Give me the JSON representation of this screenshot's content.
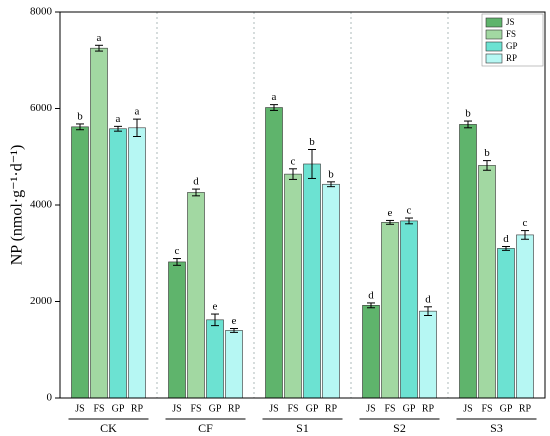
{
  "chart_data": {
    "type": "bar",
    "ylabel": "NP (nmol·g⁻¹·d⁻¹)",
    "categories": [
      "CK",
      "CF",
      "S1",
      "S2",
      "S3"
    ],
    "ylim": [
      0,
      8000
    ],
    "yticks": [
      0,
      2000,
      4000,
      6000,
      8000
    ],
    "legend": "upper right",
    "series": [
      {
        "name": "JS",
        "color": "#5fb46c",
        "values": [
          5620,
          2820,
          6020,
          1920,
          5670
        ],
        "errors": [
          60,
          70,
          60,
          50,
          70
        ],
        "letters": [
          "b",
          "c",
          "a",
          "d",
          "b"
        ]
      },
      {
        "name": "FS",
        "color": "#a2d8a2",
        "values": [
          7250,
          4260,
          4640,
          3640,
          4820
        ],
        "errors": [
          60,
          70,
          110,
          40,
          100
        ],
        "letters": [
          "a",
          "d",
          "c",
          "e",
          "b"
        ]
      },
      {
        "name": "GP",
        "color": "#6ce2d2",
        "values": [
          5580,
          1620,
          4850,
          3670,
          3100
        ],
        "errors": [
          50,
          120,
          300,
          60,
          40
        ],
        "letters": [
          "a",
          "e",
          "b",
          "c",
          "d"
        ]
      },
      {
        "name": "RP",
        "color": "#b6f7f3",
        "values": [
          5600,
          1400,
          4430,
          1800,
          3380
        ],
        "errors": [
          180,
          40,
          50,
          90,
          90
        ],
        "letters": [
          "a",
          "e",
          "b",
          "d",
          "c"
        ]
      }
    ]
  }
}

========================================================================

§ **STATED PROBLEM**:
Copy the records above exactly, omitting every picture.

§ **SOLUTION**:
Give me the JSON representation of this screenshot's content.
{
  "chart_data": {
    "type": "bar",
    "ylabel": "NP (nmol·g⁻¹·d⁻¹)",
    "categories": [
      "CK",
      "CF",
      "S1",
      "S2",
      "S3"
    ],
    "ylim": [
      0,
      8000
    ],
    "yticks": [
      0,
      2000,
      4000,
      6000,
      8000
    ],
    "legend": "upper right",
    "series": [
      {
        "name": "JS",
        "color": "#5fb46c",
        "values": [
          5620,
          2820,
          6020,
          1920,
          5670
        ],
        "errors": [
          60,
          70,
          60,
          50,
          70
        ],
        "letters": [
          "b",
          "c",
          "a",
          "d",
          "b"
        ]
      },
      {
        "name": "FS",
        "color": "#a2d8a2",
        "values": [
          7250,
          4260,
          4640,
          3640,
          4820
        ],
        "errors": [
          60,
          70,
          110,
          40,
          100
        ],
        "letters": [
          "a",
          "d",
          "c",
          "e",
          "b"
        ]
      },
      {
        "name": "GP",
        "color": "#6ce2d2",
        "values": [
          5580,
          1620,
          4850,
          3670,
          3100
        ],
        "errors": [
          50,
          120,
          300,
          60,
          40
        ],
        "letters": [
          "a",
          "e",
          "b",
          "c",
          "d"
        ]
      },
      {
        "name": "RP",
        "color": "#b6f7f3",
        "values": [
          5600,
          1400,
          4430,
          1800,
          3380
        ],
        "errors": [
          180,
          40,
          50,
          90,
          90
        ],
        "letters": [
          "a",
          "e",
          "b",
          "d",
          "c"
        ]
      }
    ]
  }
}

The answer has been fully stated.